Filter the records below, keeping only lines with the string "text".

[Source data]
•••
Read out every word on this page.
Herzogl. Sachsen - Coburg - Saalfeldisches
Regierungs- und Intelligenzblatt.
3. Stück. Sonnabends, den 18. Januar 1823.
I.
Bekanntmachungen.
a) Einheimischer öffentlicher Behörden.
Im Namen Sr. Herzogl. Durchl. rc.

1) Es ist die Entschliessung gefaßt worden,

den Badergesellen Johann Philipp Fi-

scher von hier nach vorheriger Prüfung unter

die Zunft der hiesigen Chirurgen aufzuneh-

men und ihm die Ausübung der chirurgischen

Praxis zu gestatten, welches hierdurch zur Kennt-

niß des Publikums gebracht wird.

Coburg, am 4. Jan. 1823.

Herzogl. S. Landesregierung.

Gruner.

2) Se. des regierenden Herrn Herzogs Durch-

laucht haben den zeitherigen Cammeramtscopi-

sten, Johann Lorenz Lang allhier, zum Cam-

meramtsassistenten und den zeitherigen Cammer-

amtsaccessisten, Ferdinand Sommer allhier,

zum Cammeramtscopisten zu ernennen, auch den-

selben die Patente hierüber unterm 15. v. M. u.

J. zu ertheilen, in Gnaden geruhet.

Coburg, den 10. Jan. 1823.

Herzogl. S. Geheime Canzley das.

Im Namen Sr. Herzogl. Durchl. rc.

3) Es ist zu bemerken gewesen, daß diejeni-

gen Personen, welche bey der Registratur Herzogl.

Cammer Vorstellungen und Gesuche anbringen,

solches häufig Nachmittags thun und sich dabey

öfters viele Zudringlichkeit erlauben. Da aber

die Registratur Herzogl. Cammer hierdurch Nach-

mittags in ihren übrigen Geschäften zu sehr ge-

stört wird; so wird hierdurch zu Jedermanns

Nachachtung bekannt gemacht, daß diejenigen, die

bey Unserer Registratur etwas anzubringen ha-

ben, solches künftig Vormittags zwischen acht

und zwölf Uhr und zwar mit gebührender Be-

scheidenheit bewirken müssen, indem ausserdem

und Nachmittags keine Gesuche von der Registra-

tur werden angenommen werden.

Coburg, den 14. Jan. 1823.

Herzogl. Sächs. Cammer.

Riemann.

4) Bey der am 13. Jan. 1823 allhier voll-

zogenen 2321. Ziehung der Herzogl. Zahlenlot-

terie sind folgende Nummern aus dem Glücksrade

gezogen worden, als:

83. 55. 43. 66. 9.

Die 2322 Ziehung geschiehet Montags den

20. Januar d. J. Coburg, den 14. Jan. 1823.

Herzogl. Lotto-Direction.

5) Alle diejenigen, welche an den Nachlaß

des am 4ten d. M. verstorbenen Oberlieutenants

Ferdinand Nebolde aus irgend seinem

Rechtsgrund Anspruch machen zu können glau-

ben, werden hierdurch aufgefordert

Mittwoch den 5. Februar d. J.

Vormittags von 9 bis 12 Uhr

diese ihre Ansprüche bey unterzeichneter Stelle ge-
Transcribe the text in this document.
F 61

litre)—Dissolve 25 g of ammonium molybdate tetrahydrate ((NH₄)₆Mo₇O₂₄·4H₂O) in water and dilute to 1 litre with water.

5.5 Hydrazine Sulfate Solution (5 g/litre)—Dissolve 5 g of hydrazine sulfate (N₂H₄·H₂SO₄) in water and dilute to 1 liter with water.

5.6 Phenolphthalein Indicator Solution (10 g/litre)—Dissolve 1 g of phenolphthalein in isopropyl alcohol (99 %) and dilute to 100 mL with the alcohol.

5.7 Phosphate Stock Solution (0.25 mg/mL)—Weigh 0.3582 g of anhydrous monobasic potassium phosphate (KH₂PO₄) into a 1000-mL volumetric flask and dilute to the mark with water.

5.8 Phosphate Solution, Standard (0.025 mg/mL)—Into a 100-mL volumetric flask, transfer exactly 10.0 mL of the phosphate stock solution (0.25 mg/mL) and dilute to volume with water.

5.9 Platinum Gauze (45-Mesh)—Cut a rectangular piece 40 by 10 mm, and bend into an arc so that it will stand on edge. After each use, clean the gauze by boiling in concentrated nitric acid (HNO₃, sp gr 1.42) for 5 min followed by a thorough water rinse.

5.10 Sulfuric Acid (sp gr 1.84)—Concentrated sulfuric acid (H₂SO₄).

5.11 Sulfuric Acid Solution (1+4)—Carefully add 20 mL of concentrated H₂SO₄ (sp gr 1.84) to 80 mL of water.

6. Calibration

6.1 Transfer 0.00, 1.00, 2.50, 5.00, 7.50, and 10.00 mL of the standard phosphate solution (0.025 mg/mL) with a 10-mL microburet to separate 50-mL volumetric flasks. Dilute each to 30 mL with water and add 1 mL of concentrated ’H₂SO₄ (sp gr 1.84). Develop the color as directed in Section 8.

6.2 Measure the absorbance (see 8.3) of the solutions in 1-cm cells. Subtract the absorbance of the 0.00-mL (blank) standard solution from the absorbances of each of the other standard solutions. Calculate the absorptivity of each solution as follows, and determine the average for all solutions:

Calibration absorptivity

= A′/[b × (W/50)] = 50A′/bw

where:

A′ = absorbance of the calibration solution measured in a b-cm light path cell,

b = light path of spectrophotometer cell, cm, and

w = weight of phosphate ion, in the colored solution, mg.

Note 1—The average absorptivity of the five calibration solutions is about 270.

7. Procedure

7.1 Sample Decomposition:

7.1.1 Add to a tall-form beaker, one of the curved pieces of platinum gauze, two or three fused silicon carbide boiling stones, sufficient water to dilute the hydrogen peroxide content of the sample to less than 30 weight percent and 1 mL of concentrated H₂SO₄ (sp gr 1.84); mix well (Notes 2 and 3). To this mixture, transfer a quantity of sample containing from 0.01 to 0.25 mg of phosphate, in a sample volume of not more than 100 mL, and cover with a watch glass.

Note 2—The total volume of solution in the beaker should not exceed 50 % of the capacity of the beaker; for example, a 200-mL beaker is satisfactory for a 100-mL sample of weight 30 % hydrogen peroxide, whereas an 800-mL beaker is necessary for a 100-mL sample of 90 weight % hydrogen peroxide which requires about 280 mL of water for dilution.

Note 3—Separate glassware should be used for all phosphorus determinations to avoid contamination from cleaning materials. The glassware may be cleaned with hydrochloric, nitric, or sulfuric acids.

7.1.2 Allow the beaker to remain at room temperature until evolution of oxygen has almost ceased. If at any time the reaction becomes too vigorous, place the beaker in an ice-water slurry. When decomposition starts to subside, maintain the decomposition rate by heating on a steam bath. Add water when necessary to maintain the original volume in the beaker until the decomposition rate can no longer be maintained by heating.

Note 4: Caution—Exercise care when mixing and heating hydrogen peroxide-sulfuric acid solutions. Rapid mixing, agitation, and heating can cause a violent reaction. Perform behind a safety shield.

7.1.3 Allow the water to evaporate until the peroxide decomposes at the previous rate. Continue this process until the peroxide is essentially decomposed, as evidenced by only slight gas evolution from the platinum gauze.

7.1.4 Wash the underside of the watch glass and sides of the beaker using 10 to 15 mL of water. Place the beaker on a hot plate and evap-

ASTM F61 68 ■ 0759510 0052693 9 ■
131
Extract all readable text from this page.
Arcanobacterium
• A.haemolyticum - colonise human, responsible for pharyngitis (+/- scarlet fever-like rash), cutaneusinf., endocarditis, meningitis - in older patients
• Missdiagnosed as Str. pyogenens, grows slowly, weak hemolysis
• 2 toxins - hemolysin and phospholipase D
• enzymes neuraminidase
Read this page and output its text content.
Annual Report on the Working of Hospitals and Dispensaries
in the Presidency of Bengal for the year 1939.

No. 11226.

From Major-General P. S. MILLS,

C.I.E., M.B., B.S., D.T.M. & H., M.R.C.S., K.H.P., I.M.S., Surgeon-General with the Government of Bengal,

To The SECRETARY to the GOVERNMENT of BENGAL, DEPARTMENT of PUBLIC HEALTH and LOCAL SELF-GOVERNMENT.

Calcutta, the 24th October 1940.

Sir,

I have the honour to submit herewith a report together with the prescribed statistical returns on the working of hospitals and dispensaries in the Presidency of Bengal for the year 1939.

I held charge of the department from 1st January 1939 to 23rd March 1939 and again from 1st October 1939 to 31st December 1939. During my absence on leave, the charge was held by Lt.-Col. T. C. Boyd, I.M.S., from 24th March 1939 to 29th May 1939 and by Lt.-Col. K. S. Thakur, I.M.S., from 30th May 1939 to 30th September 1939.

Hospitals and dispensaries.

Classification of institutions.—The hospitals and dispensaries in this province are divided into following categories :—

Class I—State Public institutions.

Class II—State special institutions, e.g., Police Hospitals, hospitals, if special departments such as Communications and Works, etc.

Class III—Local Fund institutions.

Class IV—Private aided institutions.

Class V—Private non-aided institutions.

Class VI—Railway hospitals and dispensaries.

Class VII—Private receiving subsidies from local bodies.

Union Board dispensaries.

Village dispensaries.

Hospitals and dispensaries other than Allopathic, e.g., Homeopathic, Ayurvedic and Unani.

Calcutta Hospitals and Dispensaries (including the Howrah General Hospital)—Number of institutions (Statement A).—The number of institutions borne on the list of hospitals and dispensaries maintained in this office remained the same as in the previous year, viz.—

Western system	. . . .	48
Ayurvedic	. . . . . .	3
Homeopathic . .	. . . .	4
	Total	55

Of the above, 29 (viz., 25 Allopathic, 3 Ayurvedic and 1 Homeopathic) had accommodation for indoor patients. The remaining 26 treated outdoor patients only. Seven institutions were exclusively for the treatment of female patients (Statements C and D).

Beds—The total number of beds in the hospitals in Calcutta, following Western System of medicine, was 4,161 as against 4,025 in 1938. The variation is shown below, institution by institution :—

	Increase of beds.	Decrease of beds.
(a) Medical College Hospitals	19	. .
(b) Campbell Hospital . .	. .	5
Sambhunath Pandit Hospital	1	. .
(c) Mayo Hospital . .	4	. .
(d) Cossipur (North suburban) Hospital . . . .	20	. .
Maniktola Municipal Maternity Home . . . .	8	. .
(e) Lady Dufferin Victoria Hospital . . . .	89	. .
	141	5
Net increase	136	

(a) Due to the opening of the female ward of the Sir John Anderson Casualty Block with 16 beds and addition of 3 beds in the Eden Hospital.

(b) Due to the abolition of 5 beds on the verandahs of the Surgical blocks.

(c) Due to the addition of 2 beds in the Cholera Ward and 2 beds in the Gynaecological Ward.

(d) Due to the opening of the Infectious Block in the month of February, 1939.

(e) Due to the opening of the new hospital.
•••
WRITTEN RESPONSE
Transcribe the text in this document.
Extract all readable text from this page.
Read this page and output its text content.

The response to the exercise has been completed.